Word for word, restate every line of the material.

======

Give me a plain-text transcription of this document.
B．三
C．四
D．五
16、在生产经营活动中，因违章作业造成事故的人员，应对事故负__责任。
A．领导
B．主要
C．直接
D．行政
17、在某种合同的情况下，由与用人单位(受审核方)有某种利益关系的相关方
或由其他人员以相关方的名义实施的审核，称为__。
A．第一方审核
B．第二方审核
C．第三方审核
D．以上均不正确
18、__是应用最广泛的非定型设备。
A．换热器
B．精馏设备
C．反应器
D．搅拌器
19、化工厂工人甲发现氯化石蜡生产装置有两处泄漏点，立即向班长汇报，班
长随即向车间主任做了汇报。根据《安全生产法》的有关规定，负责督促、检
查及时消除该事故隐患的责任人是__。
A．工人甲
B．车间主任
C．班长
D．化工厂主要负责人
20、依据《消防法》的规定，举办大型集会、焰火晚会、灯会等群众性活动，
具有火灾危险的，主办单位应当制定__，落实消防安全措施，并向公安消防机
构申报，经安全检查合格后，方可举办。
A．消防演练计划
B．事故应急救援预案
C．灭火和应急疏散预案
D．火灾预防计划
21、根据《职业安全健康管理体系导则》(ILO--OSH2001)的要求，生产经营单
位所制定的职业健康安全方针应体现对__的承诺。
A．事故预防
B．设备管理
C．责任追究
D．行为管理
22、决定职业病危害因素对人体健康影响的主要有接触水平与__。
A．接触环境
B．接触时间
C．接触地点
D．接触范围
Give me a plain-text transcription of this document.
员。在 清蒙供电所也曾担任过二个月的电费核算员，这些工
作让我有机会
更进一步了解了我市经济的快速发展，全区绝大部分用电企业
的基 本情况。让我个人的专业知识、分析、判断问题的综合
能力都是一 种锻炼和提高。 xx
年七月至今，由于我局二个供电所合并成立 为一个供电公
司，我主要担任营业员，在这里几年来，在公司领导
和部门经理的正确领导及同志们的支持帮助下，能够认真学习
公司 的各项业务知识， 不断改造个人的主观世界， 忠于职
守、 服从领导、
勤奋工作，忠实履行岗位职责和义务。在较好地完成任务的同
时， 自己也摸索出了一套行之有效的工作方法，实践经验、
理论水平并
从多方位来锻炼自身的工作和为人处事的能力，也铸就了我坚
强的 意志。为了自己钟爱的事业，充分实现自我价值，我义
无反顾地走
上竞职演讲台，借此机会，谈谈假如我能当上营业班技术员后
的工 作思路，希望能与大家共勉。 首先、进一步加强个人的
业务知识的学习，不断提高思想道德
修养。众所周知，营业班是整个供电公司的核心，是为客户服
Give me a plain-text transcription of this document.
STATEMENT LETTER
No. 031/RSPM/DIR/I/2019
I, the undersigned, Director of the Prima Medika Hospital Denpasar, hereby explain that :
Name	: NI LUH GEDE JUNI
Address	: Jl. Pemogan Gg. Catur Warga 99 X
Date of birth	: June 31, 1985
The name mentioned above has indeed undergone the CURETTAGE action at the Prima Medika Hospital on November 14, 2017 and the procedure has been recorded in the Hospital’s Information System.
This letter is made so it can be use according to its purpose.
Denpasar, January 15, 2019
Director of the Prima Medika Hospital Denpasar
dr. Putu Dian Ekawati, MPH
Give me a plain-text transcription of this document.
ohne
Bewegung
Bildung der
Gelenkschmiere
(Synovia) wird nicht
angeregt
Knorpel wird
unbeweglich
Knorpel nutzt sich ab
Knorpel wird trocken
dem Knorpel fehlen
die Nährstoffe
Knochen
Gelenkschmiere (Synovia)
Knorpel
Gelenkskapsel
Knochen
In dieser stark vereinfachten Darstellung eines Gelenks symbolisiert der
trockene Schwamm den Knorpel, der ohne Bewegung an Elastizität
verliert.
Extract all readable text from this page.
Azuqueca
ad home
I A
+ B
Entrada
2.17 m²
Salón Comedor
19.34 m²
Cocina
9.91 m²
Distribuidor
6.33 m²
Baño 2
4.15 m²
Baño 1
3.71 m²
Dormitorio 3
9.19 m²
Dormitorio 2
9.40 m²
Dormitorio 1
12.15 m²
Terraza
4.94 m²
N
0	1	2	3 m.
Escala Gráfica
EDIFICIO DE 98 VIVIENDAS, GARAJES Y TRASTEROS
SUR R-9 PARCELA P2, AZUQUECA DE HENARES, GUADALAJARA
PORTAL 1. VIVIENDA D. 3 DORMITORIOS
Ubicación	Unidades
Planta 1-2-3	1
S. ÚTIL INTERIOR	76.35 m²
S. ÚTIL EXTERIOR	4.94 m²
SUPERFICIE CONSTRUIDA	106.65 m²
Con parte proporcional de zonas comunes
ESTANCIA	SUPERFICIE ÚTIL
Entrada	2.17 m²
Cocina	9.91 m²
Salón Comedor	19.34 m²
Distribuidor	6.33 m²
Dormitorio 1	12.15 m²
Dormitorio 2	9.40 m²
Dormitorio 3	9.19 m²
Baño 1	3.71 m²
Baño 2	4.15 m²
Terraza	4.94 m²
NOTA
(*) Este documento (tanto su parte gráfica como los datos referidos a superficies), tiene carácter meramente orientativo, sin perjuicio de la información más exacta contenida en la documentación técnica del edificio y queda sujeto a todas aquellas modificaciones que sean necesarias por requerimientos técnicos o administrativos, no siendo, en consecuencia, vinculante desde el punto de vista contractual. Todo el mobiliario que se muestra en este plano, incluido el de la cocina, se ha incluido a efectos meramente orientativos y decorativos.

======

ANSWER TO THIS PROBLEM:
Give me a plain-text transcription of this document.
B．三
C．四
D．五
16、在生产经营活动中，因违章作业造成事故的人员，应对事故负__责任。
A．领导
B．主要
C．直接
D．行政
17、在某种合同的情况下，由与用人单位(受审核方)有某种利益关系的相关方
或由其他人员以相关方的名义实施的审核，称为__。
A．第一方审核
B．第二方审核
C．第三方审核
D．以上均不正确
18、__是应用最广泛的非定型设备。
A．换热器
B．精馏设备
C．反应器
D．搅拌器
19、化工厂工人甲发现氯化石蜡生产装置有两处泄漏点，立即向班长汇报，班
长随即向车间主任做了汇报。根据《安全生产法》的有关规定，负责督促、检
查及时消除该事故隐患的责任人是__。
A．工人甲
B．车间主任
C．班长
D．化工厂主要负责人
20、依据《消防法》的规定，举办大型集会、焰火晚会、灯会等群众性活动，
具有火灾危险的，主办单位应当制定__，落实消防安全措施，并向公安消防机
构申报，经安全检查合格后，方可举办。
A．消防演练计划
B．事故应急救援预案
C．灭火和应急疏散预案
D．火灾预防计划
21、根据《职业安全健康管理体系导则》(ILO--OSH2001)的要求，生产经营单
位所制定的职业健康安全方针应体现对__的承诺。
A．事故预防
B．设备管理
C．责任追究
D．行为管理
22、决定职业病危害因素对人体健康影响的主要有接触水平与__。
A．接触环境
B．接触时间
C．接触地点
D．接触范围
Give me a plain-text transcription of this document.
员。在 清蒙供电所也曾担任过二个月的电费核算员，这些工
作让我有机会
更进一步了解了我市经济的快速发展，全区绝大部分用电企业
的基 本情况。让我个人的专业知识、分析、判断问题的综合
能力都是一 种锻炼和提高。 xx
年七月至今，由于我局二个供电所合并成立 为一个供电公
司，我主要担任营业员，在这里几年来，在公司领导
和部门经理的正确领导及同志们的支持帮助下，能够认真学习
公司 的各项业务知识， 不断改造个人的主观世界， 忠于职
守、 服从领导、
勤奋工作，忠实履行岗位职责和义务。在较好地完成任务的同
时， 自己也摸索出了一套行之有效的工作方法，实践经验、
理论水平并
从多方位来锻炼自身的工作和为人处事的能力，也铸就了我坚
强的 意志。为了自己钟爱的事业，充分实现自我价值，我义
无反顾地走
上竞职演讲台，借此机会，谈谈假如我能当上营业班技术员后
的工 作思路，希望能与大家共勉。 首先、进一步加强个人的
业务知识的学习，不断提高思想道德
修养。众所周知，营业班是整个供电公司的核心，是为客户服
Give me a plain-text transcription of this document.
STATEMENT LETTER
No. 031/RSPM/DIR/I/2019
I, the undersigned, Director of the Prima Medika Hospital Denpasar, hereby explain that :
Name	: NI LUH GEDE JUNI
Address	: Jl. Pemogan Gg. Catur Warga 99 X
Date of birth	: June 31, 1985
The name mentioned above has indeed undergone the CURETTAGE action at the Prima Medika Hospital on November 14, 2017 and the procedure has been recorded in the Hospital’s Information System.
This letter is made so it can be use according to its purpose.
Denpasar, January 15, 2019
Director of the Prima Medika Hospital Denpasar
dr. Putu Dian Ekawati, MPH
Give me a plain-text transcription of this document.
ohne
Bewegung
Bildung der
Gelenkschmiere
(Synovia) wird nicht
angeregt
Knorpel wird
unbeweglich
Knorpel nutzt sich ab
Knorpel wird trocken
dem Knorpel fehlen
die Nährstoffe
Knochen
Gelenkschmiere (Synovia)
Knorpel
Gelenkskapsel
Knochen
In dieser stark vereinfachten Darstellung eines Gelenks symbolisiert der
trockene Schwamm den Knorpel, der ohne Bewegung an Elastizität
verliert.
Extract all readable text from this page.
Azuqueca
ad home
I A
+ B
Entrada
2.17 m²
Salón Comedor
19.34 m²
Cocina
9.91 m²
Distribuidor
6.33 m²
Baño 2
4.15 m²
Baño 1
3.71 m²
Dormitorio 3
9.19 m²
Dormitorio 2
9.40 m²
Dormitorio 1
12.15 m²
Terraza
4.94 m²
N
0	1	2	3 m.
Escala Gráfica
EDIFICIO DE 98 VIVIENDAS, GARAJES Y TRASTEROS
SUR R-9 PARCELA P2, AZUQUECA DE HENARES, GUADALAJARA
PORTAL 1. VIVIENDA D. 3 DORMITORIOS
Ubicación	Unidades
Planta 1-2-3	1
S. ÚTIL INTERIOR	76.35 m²
S. ÚTIL EXTERIOR	4.94 m²
SUPERFICIE CONSTRUIDA	106.65 m²
Con parte proporcional de zonas comunes
ESTANCIA	SUPERFICIE ÚTIL
Entrada	2.17 m²
Cocina	9.91 m²
Salón Comedor	19.34 m²
Distribuidor	6.33 m²
Dormitorio 1	12.15 m²
Dormitorio 2	9.40 m²
Dormitorio 3	9.19 m²
Baño 1	3.71 m²
Baño 2	4.15 m²
Terraza	4.94 m²
NOTA
(*) Este documento (tanto su parte gráfica como los datos referidos a superficies), tiene carácter meramente orientativo, sin perjuicio de la información más exacta contenida en la documentación técnica del edificio y queda sujeto a todas aquellas modificaciones que sean necesarias por requerimientos técnicos o administrativos, no siendo, en consecuencia, vinculante desde el punto de vista contractual. Todo el mobiliario que se muestra en este plano, incluido el de la cocina, se ha incluido a efectos meramente orientativos y decorativos.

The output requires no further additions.